● YOUR INSTRUCTIONS: Work out the number of lines with "scale" in them. Reply with that number and no other words.

○ ○ ○ ○ ○ ○ ○

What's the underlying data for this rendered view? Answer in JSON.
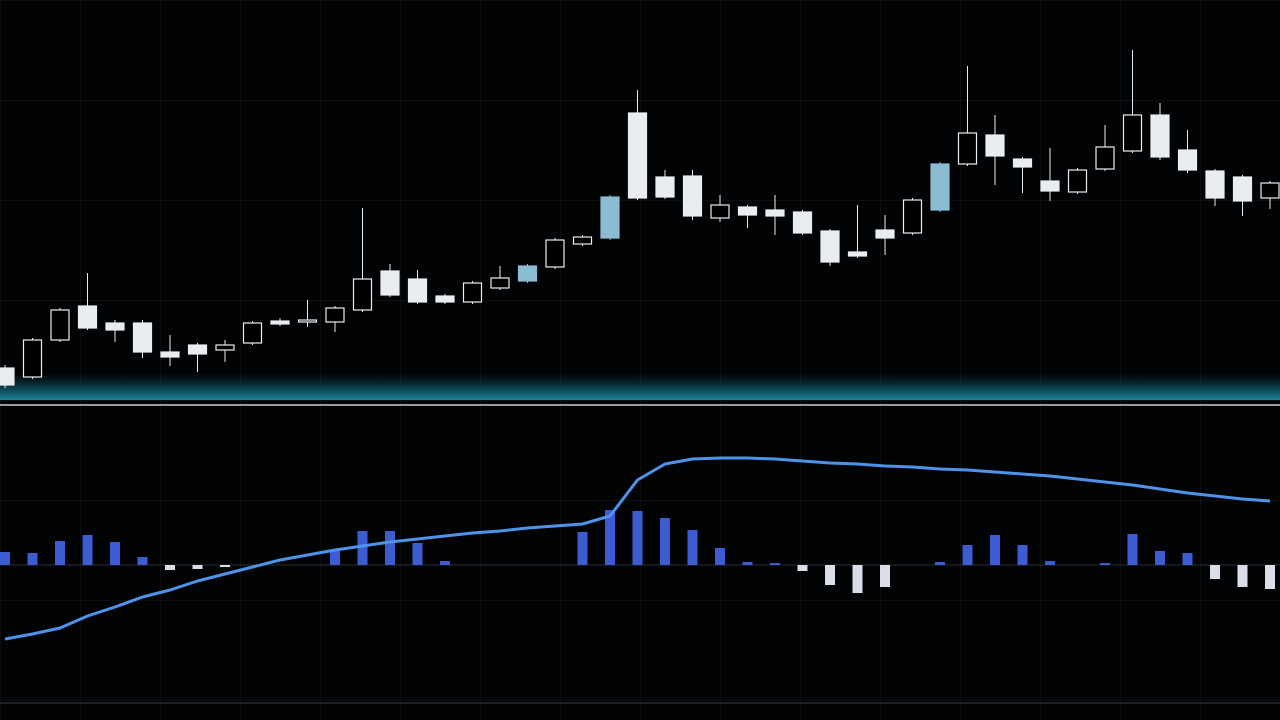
{
  "chart_data": [
    {
      "type": "candlestick",
      "open": [
        32,
        23,
        60,
        94,
        77,
        77,
        48,
        55,
        50,
        57,
        79,
        78,
        78,
        90,
        129,
        121,
        104,
        98,
        112,
        119,
        133,
        156,
        162,
        287,
        223,
        224,
        182,
        193,
        190,
        188,
        169,
        148,
        170,
        167,
        190,
        236,
        265,
        241,
        219,
        208,
        231,
        249,
        285,
        250,
        229,
        223,
        202
      ],
      "close": [
        15,
        60,
        90,
        72,
        70,
        48,
        43,
        46,
        55,
        77,
        76,
        80,
        92,
        121,
        105,
        98,
        98,
        117,
        122,
        134,
        160,
        163,
        203,
        202,
        203,
        184,
        195,
        185,
        184,
        167,
        138,
        144,
        162,
        200,
        236,
        267,
        244,
        233,
        209,
        230,
        253,
        285,
        243,
        230,
        202,
        199,
        217
      ],
      "high": [
        35,
        62,
        92,
        127,
        80,
        80,
        65,
        57,
        60,
        79,
        82,
        100,
        94,
        192,
        136,
        130,
        106,
        119,
        134,
        136,
        162,
        165,
        205,
        310,
        230,
        230,
        205,
        195,
        205,
        190,
        171,
        195,
        185,
        202,
        238,
        334,
        285,
        243,
        252,
        232,
        275,
        350,
        297,
        270,
        231,
        225,
        219
      ],
      "low": [
        12,
        21,
        58,
        70,
        58,
        42,
        34,
        28,
        38,
        55,
        74,
        73,
        68,
        88,
        103,
        96,
        96,
        96,
        110,
        117,
        131,
        154,
        160,
        200,
        201,
        180,
        178,
        172,
        165,
        165,
        134,
        142,
        145,
        165,
        188,
        234,
        215,
        207,
        199,
        206,
        229,
        247,
        240,
        227,
        194,
        184,
        191
      ],
      "up_color": "#000000",
      "down_color": "#e9edf1",
      "outline_color": "#e9edf1",
      "highlighted": [
        19,
        22,
        34
      ],
      "highlight_color": "#8cbcd2",
      "ylim": [
        0,
        400
      ]
    },
    {
      "type": "bar-line",
      "series": [
        {
          "kind": "bar",
          "color": "#3d5cd4",
          "negative_color": "#d9dee8",
          "values": [
            13,
            12,
            24,
            30,
            23,
            8,
            -5,
            -4,
            -2,
            0,
            0,
            0,
            15,
            34,
            34,
            22,
            4,
            0,
            0,
            0,
            0,
            33,
            55,
            54,
            47,
            35,
            17,
            3,
            2,
            -6,
            -20,
            -28,
            -22,
            0,
            3,
            20,
            30,
            20,
            4,
            0,
            2,
            31,
            14,
            12,
            -14,
            -22,
            -24
          ]
        },
        {
          "kind": "line",
          "color": "#4f92ea",
          "values": [
            -74,
            -69,
            -63,
            -51,
            -42,
            -32,
            -25,
            -16,
            -9,
            -2,
            5,
            10,
            15,
            19,
            23,
            26,
            29,
            32,
            34,
            37,
            39,
            41,
            49,
            85,
            101,
            106,
            107,
            107,
            106,
            104,
            102,
            101,
            99,
            98,
            96,
            95,
            93,
            91,
            89,
            86,
            83,
            80,
            76,
            72,
            69,
            66,
            64
          ]
        }
      ],
      "ylim": [
        -135,
        155
      ]
    }
  ]
}
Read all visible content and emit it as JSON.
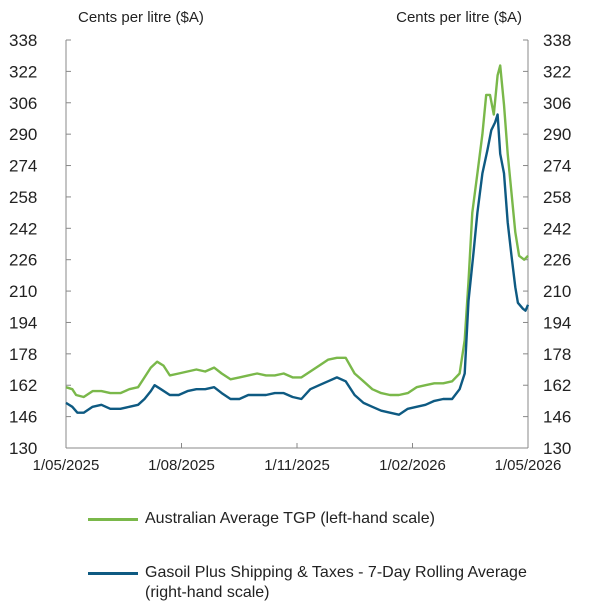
{
  "chart_data": {
    "type": "line",
    "left_axis_title": "Cents per litre ($A)",
    "right_axis_title": "Cents per litre ($A)",
    "y_ticks": [
      130,
      146,
      162,
      178,
      194,
      210,
      226,
      242,
      258,
      274,
      290,
      306,
      322,
      338
    ],
    "ylim_left": [
      130,
      338
    ],
    "ylim_right": [
      130,
      338
    ],
    "x_tick_labels": [
      "1/05/2025",
      "1/08/2025",
      "1/11/2025",
      "1/02/2026",
      "1/05/2026"
    ],
    "xlim": [
      "2025-05-01",
      "2026-05-01"
    ],
    "grid": false,
    "legend_position": "bottom",
    "series": [
      {
        "name": "Australian Average TGP (left-hand scale)",
        "color": "#7ab84a",
        "axis": "left",
        "points": [
          [
            "2025-05-01",
            161
          ],
          [
            "2025-05-06",
            160
          ],
          [
            "2025-05-09",
            157
          ],
          [
            "2025-05-15",
            156
          ],
          [
            "2025-05-22",
            159
          ],
          [
            "2025-05-29",
            159
          ],
          [
            "2025-06-05",
            158
          ],
          [
            "2025-06-13",
            158
          ],
          [
            "2025-06-20",
            160
          ],
          [
            "2025-06-27",
            161
          ],
          [
            "2025-07-02",
            166
          ],
          [
            "2025-07-07",
            171
          ],
          [
            "2025-07-12",
            174
          ],
          [
            "2025-07-17",
            172
          ],
          [
            "2025-07-22",
            167
          ],
          [
            "2025-07-29",
            168
          ],
          [
            "2025-08-05",
            169
          ],
          [
            "2025-08-12",
            170
          ],
          [
            "2025-08-19",
            169
          ],
          [
            "2025-08-26",
            171
          ],
          [
            "2025-09-01",
            168
          ],
          [
            "2025-09-08",
            165
          ],
          [
            "2025-09-15",
            166
          ],
          [
            "2025-09-22",
            167
          ],
          [
            "2025-09-29",
            168
          ],
          [
            "2025-10-06",
            167
          ],
          [
            "2025-10-13",
            167
          ],
          [
            "2025-10-20",
            168
          ],
          [
            "2025-10-27",
            166
          ],
          [
            "2025-11-03",
            166
          ],
          [
            "2025-11-10",
            169
          ],
          [
            "2025-11-17",
            172
          ],
          [
            "2025-11-24",
            175
          ],
          [
            "2025-12-01",
            176
          ],
          [
            "2025-12-08",
            176
          ],
          [
            "2025-12-15",
            168
          ],
          [
            "2025-12-22",
            164
          ],
          [
            "2025-12-29",
            160
          ],
          [
            "2026-01-05",
            158
          ],
          [
            "2026-01-12",
            157
          ],
          [
            "2026-01-19",
            157
          ],
          [
            "2026-01-26",
            158
          ],
          [
            "2026-02-02",
            161
          ],
          [
            "2026-02-09",
            162
          ],
          [
            "2026-02-16",
            163
          ],
          [
            "2026-02-23",
            163
          ],
          [
            "2026-03-02",
            164
          ],
          [
            "2026-03-08",
            168
          ],
          [
            "2026-03-12",
            185
          ],
          [
            "2026-03-15",
            215
          ],
          [
            "2026-03-18",
            250
          ],
          [
            "2026-03-22",
            270
          ],
          [
            "2026-03-26",
            290
          ],
          [
            "2026-03-29",
            310
          ],
          [
            "2026-04-01",
            310
          ],
          [
            "2026-04-04",
            300
          ],
          [
            "2026-04-07",
            320
          ],
          [
            "2026-04-09",
            325
          ],
          [
            "2026-04-12",
            305
          ],
          [
            "2026-04-15",
            280
          ],
          [
            "2026-04-18",
            260
          ],
          [
            "2026-04-21",
            240
          ],
          [
            "2026-04-24",
            228
          ],
          [
            "2026-04-28",
            226
          ],
          [
            "2026-05-01",
            228
          ]
        ]
      },
      {
        "name": "Gasoil Plus Shipping & Taxes - 7-Day Rolling Average (right-hand scale)",
        "color": "#0e5a82",
        "axis": "right",
        "points": [
          [
            "2025-05-01",
            153
          ],
          [
            "2025-05-06",
            151
          ],
          [
            "2025-05-10",
            148
          ],
          [
            "2025-05-15",
            148
          ],
          [
            "2025-05-22",
            151
          ],
          [
            "2025-05-29",
            152
          ],
          [
            "2025-06-05",
            150
          ],
          [
            "2025-06-13",
            150
          ],
          [
            "2025-06-20",
            151
          ],
          [
            "2025-06-27",
            152
          ],
          [
            "2025-07-02",
            155
          ],
          [
            "2025-07-07",
            159
          ],
          [
            "2025-07-10",
            162
          ],
          [
            "2025-07-15",
            160
          ],
          [
            "2025-07-22",
            157
          ],
          [
            "2025-07-29",
            157
          ],
          [
            "2025-08-05",
            159
          ],
          [
            "2025-08-12",
            160
          ],
          [
            "2025-08-19",
            160
          ],
          [
            "2025-08-26",
            161
          ],
          [
            "2025-09-01",
            158
          ],
          [
            "2025-09-08",
            155
          ],
          [
            "2025-09-15",
            155
          ],
          [
            "2025-09-22",
            157
          ],
          [
            "2025-09-29",
            157
          ],
          [
            "2025-10-06",
            157
          ],
          [
            "2025-10-13",
            158
          ],
          [
            "2025-10-20",
            158
          ],
          [
            "2025-10-27",
            156
          ],
          [
            "2025-11-03",
            155
          ],
          [
            "2025-11-10",
            160
          ],
          [
            "2025-11-17",
            162
          ],
          [
            "2025-11-24",
            164
          ],
          [
            "2025-12-01",
            166
          ],
          [
            "2025-12-08",
            164
          ],
          [
            "2025-12-15",
            157
          ],
          [
            "2025-12-22",
            153
          ],
          [
            "2025-12-29",
            151
          ],
          [
            "2026-01-05",
            149
          ],
          [
            "2026-01-12",
            148
          ],
          [
            "2026-01-19",
            147
          ],
          [
            "2026-01-26",
            150
          ],
          [
            "2026-02-02",
            151
          ],
          [
            "2026-02-09",
            152
          ],
          [
            "2026-02-16",
            154
          ],
          [
            "2026-02-23",
            155
          ],
          [
            "2026-03-02",
            155
          ],
          [
            "2026-03-08",
            160
          ],
          [
            "2026-03-12",
            168
          ],
          [
            "2026-03-15",
            205
          ],
          [
            "2026-03-19",
            230
          ],
          [
            "2026-03-22",
            250
          ],
          [
            "2026-03-26",
            270
          ],
          [
            "2026-03-30",
            282
          ],
          [
            "2026-04-02",
            292
          ],
          [
            "2026-04-05",
            296
          ],
          [
            "2026-04-07",
            300
          ],
          [
            "2026-04-09",
            280
          ],
          [
            "2026-04-12",
            270
          ],
          [
            "2026-04-15",
            245
          ],
          [
            "2026-04-18",
            228
          ],
          [
            "2026-04-21",
            212
          ],
          [
            "2026-04-23",
            204
          ],
          [
            "2026-04-27",
            201
          ],
          [
            "2026-04-29",
            200
          ],
          [
            "2026-05-01",
            203
          ]
        ]
      }
    ]
  }
}
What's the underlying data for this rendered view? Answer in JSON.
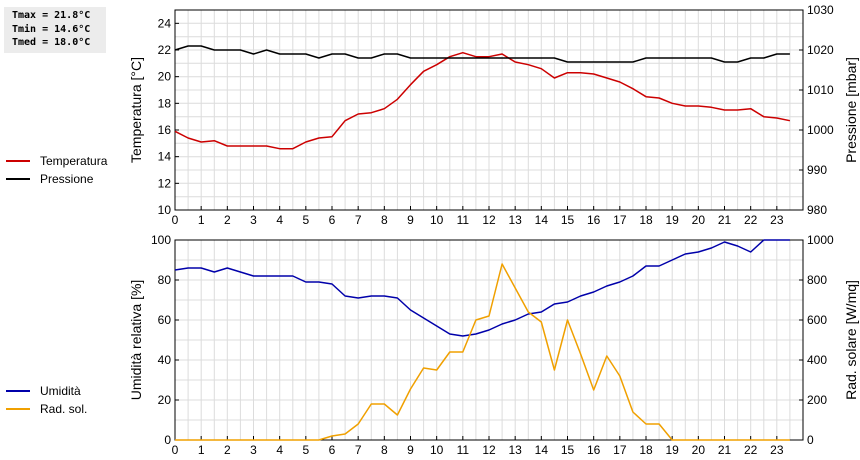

○ ○ ○ ○ ○ ○ ○

● WRITTEN REPLY: 2